▸ Exercise directions: Keep only the lines where "completa" appears.

▸ Information supplied:
_ _ _ _
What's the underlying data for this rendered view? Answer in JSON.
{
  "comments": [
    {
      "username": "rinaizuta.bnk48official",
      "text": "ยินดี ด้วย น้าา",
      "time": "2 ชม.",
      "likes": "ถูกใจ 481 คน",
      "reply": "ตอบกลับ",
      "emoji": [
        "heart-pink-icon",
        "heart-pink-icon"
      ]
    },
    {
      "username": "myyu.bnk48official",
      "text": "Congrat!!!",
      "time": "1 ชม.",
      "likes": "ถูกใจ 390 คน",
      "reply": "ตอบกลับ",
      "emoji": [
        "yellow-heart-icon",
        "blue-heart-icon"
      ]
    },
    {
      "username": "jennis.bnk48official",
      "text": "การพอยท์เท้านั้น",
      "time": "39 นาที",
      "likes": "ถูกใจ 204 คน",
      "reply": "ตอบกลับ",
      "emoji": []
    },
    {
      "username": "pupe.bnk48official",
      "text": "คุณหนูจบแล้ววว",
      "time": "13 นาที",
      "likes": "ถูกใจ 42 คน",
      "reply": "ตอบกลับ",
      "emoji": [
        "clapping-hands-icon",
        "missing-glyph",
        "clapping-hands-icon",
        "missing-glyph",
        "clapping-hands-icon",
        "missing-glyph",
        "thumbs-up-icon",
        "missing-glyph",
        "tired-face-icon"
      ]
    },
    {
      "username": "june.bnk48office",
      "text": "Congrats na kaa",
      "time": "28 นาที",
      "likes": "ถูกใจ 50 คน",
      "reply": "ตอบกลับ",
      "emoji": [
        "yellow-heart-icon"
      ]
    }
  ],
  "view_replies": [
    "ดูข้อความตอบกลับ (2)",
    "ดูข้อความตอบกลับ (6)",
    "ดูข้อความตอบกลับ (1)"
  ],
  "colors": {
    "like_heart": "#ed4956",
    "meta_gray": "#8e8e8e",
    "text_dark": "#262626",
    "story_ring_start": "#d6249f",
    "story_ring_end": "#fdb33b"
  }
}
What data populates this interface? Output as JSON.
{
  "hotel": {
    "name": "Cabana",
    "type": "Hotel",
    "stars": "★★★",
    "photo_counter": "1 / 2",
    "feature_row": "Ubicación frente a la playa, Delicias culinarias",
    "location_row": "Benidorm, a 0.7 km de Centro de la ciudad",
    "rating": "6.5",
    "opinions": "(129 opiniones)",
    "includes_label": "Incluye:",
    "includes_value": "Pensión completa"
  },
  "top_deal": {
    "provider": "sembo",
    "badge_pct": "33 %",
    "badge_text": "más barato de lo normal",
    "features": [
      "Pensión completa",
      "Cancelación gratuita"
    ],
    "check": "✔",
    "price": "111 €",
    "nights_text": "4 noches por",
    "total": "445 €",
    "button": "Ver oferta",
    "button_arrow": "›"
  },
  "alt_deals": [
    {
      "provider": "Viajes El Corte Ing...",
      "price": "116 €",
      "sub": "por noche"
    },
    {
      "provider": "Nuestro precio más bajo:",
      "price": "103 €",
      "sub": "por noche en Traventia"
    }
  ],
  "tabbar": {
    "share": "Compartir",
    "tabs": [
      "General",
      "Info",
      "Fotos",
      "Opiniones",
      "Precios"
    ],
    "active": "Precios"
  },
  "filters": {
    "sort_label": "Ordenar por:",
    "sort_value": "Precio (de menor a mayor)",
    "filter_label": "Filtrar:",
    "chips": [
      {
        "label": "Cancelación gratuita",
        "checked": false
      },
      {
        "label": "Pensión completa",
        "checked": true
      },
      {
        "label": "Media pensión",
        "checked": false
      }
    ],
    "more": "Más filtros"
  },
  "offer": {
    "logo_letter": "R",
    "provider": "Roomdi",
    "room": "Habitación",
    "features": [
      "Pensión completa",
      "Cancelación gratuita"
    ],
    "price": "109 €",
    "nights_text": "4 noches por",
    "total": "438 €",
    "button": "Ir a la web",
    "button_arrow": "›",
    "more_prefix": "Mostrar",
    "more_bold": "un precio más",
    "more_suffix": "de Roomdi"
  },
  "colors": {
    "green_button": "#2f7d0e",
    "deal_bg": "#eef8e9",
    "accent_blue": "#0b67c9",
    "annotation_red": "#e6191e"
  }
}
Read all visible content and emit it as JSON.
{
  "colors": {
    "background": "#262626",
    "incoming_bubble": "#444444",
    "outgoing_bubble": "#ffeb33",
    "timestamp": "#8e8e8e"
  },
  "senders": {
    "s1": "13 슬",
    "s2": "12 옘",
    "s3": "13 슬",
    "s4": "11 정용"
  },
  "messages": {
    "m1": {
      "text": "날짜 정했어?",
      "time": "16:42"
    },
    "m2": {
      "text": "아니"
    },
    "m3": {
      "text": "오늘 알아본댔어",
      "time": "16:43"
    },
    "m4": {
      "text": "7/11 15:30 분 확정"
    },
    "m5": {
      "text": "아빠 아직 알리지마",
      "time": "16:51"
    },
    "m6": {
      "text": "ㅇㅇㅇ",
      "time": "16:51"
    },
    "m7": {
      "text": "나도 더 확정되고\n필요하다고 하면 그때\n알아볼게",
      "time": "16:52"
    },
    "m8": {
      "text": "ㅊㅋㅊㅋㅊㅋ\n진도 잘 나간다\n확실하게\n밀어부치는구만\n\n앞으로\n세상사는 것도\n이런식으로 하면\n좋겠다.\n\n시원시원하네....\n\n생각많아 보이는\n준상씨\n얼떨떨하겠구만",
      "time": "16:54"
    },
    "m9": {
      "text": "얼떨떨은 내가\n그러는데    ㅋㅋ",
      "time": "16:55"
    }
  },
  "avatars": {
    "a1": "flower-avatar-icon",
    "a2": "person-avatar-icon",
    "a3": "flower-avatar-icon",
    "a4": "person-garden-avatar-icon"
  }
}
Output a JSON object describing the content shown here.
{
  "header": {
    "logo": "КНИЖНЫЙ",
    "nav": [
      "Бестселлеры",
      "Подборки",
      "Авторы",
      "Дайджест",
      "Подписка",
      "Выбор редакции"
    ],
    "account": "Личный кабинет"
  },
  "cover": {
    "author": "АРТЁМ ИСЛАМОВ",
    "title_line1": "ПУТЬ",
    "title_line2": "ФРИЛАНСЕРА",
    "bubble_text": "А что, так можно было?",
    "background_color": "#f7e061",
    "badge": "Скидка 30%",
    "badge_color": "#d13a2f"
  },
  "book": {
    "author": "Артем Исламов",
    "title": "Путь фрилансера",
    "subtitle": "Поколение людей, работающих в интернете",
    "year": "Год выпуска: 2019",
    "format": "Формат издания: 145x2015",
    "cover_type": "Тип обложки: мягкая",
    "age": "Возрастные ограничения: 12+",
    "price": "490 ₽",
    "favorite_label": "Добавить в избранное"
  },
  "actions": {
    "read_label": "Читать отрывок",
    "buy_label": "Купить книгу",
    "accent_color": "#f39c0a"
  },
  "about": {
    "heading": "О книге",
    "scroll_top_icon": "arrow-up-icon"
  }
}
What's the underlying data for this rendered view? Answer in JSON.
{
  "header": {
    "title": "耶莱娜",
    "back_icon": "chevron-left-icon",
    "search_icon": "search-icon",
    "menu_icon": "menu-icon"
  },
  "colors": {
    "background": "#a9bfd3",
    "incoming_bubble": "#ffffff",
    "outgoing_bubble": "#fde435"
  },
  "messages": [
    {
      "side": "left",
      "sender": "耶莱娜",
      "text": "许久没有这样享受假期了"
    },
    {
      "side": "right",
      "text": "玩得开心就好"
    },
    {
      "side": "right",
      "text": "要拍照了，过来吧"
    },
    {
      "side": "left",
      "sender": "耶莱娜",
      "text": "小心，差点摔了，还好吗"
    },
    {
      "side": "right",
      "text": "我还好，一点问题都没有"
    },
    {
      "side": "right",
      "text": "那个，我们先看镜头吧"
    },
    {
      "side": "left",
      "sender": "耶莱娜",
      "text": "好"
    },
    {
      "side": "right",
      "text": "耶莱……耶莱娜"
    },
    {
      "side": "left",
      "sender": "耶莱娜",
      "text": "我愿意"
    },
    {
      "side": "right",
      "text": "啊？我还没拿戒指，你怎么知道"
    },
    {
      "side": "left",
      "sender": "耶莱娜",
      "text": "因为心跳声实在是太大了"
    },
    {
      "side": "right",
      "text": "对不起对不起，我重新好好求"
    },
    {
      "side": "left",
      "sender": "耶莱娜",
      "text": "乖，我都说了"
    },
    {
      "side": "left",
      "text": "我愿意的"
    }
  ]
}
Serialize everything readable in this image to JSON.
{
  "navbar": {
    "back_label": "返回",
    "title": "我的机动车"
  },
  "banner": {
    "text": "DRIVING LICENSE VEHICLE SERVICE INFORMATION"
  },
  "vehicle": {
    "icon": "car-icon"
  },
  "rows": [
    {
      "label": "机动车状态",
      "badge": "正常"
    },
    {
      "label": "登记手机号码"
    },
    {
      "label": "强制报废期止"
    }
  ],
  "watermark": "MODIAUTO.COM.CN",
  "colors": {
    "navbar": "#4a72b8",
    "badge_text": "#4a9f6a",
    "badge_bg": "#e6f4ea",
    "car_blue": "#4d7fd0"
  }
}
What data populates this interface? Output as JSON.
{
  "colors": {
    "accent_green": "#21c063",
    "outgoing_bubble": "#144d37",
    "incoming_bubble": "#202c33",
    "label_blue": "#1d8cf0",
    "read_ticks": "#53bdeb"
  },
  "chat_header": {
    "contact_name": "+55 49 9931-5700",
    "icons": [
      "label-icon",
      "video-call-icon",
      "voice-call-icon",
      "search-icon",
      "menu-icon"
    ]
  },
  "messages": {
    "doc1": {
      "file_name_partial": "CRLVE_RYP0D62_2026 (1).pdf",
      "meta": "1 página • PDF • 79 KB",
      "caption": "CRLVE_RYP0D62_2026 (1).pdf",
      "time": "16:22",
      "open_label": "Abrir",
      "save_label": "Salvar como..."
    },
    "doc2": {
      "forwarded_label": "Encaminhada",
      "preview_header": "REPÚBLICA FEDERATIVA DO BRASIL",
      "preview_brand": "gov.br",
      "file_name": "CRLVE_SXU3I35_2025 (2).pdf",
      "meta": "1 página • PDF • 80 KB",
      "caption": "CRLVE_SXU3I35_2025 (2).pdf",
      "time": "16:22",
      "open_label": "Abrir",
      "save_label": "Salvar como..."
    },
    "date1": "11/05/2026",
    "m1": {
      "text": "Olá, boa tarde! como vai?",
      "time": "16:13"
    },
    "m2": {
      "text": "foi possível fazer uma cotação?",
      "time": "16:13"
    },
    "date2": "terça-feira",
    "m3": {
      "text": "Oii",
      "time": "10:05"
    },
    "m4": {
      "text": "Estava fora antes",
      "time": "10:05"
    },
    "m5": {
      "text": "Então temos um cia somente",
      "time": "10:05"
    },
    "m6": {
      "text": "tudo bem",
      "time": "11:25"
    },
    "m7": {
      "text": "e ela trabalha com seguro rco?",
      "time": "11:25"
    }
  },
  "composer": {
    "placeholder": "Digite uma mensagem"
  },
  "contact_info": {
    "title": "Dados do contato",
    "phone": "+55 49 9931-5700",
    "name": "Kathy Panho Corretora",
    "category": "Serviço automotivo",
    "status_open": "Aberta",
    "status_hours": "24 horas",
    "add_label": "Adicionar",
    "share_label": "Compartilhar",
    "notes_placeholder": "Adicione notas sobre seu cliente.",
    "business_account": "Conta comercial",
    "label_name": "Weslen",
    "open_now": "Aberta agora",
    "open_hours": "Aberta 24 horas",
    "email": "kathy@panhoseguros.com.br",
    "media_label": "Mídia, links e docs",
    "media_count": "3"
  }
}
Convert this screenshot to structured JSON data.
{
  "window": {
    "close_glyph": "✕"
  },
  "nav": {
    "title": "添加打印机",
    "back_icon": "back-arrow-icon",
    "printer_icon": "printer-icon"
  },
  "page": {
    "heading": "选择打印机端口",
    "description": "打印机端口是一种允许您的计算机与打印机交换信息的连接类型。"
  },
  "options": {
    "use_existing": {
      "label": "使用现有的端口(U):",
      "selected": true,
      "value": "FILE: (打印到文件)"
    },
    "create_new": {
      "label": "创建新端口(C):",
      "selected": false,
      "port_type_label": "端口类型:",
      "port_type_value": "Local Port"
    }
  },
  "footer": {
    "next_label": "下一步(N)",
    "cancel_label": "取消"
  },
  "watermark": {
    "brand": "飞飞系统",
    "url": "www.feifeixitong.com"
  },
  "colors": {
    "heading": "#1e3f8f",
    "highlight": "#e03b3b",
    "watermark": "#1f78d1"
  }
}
_ _ _ _
▸ Response:
    "includes_value": "Pensión completa"
      "Pensión completa",
        "label": "Pensión completa",
      "Pensión completa",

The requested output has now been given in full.